# Text block:
▬▬▬▬▬▬

Studio album by Billie Holiday
- Released: June 1958
- Recorded: February 19–21, 1958
- Studios: Columbia 30th Street, New York City
- Genre: Vocal jazz
- Length: 44:36
- Label: Columbia
- Producer: Irving Townsend

Billie Holiday chronology
| All or Nothing at All (1957) | Lady in Satin (1958) | Last Recording (1959) |

= Lady in Satin =

Lady in Satin is the eleventh studio album by jazz singer Billie Holiday, released in 1958 on Columbia Records, catalogue CL 1157 in mono and CS 8048 in stereo. It is the penultimate album completed by the singer. Her final album, "Billie Holiday" was released just before her death; the album was retitled Last Recording, and re-released just after her death. Lady in Satin was produced by Irving Townsend and engineered by Fred Plaut.

==Background==
For the majority of the 1950s, Billie Holiday was signed to jazz producer Norman Granz's Clef Records, which was later absorbed into the newly founded Verve Records by 1956. All of her work for Norman Granz consisted of small jazz combos, reuniting her with musicians she recorded with back in the 1930s when she made her first recordings with Teddy Wilson. There were talks in the early 1950s of Holiday making albums, or songbooks, dedicated to composers such as George and Ira Gershwin and Jerome Kern, but they fell through and ended up going to Ella Fitzgerald when she signed to Verve. By 1957, Holiday had recorded twelve albums for Granz and was unhappy. Therefore, she decided not to renew her contract.

▬▬▬▬▬▬

# Data provided:

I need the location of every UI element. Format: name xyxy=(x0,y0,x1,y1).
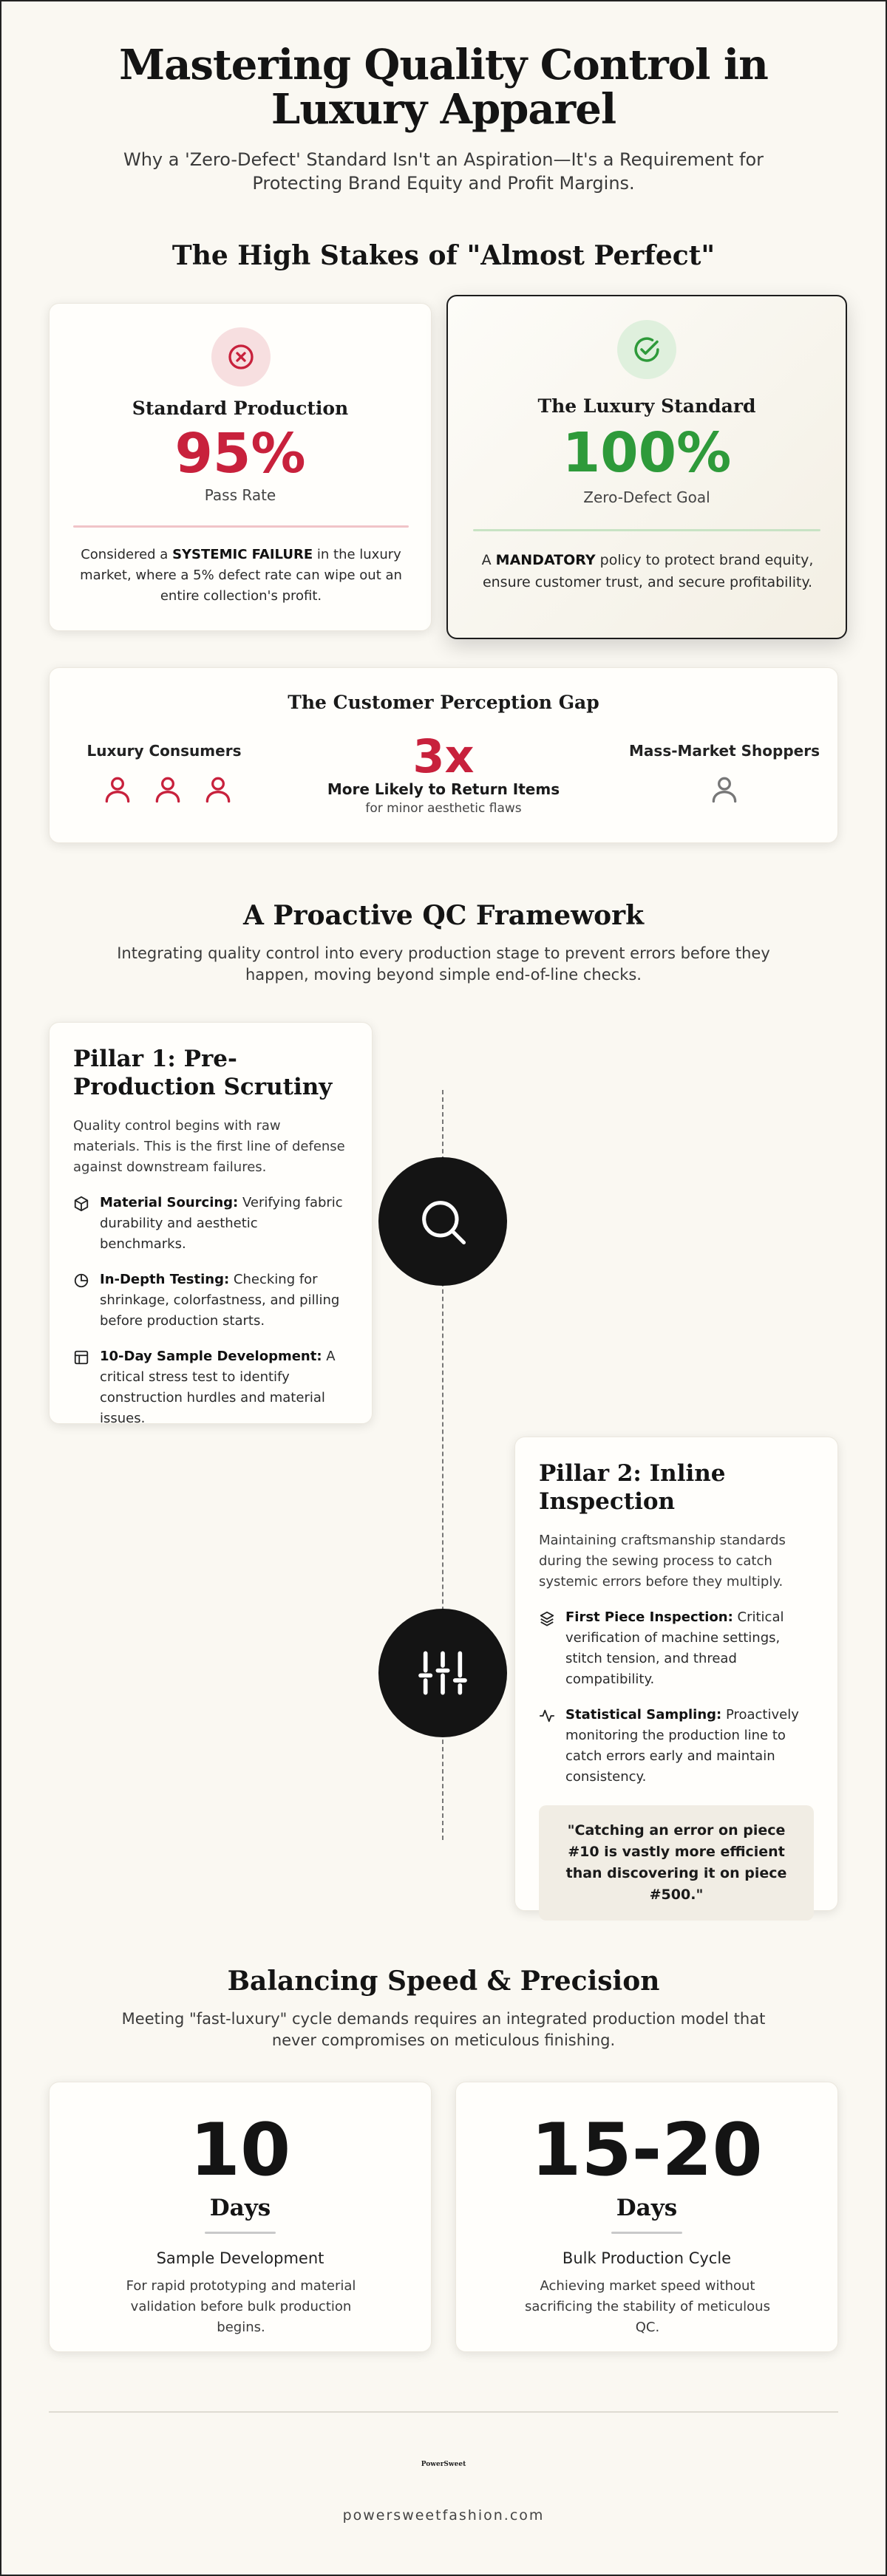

▬▬▬▬▬▬

# What to work on:
1 - In the Lady in Satin article, who engineered the album?
2 - Render this sentence from the Lady in Satin article into Spanish: "By 1957, Holiday had recorded twelve albums for Granz and was unhappy."
3 - Reproduce word for word the stretch of the Lady in Satin article from "Billie Holiday chronology" through "by Fred Plaut.".

# Outputs:
1 - Fred Plaut

2 - Para 1957, Holiday había grabado doce álbumes para Granz y no estaba contenta.

3 -
Billie Holiday chronology
| All or Nothing at All (1957) | Lady in Satin (1958) | Last Recording (1959) |

= Lady in Satin =

Lady in Satin is the eleventh studio album by jazz singer Billie Holiday, released in 1958 on Columbia Records, catalogue CL 1157 in mono and CS 8048 in stereo. It is the penultimate album completed by the singer. Her final album, "Billie Holiday" was released just before her death; the album was retitled Last Recording, and re-released just after her death. Lady in Satin was produced by Irving Townsend and engineered by Fred Plaut.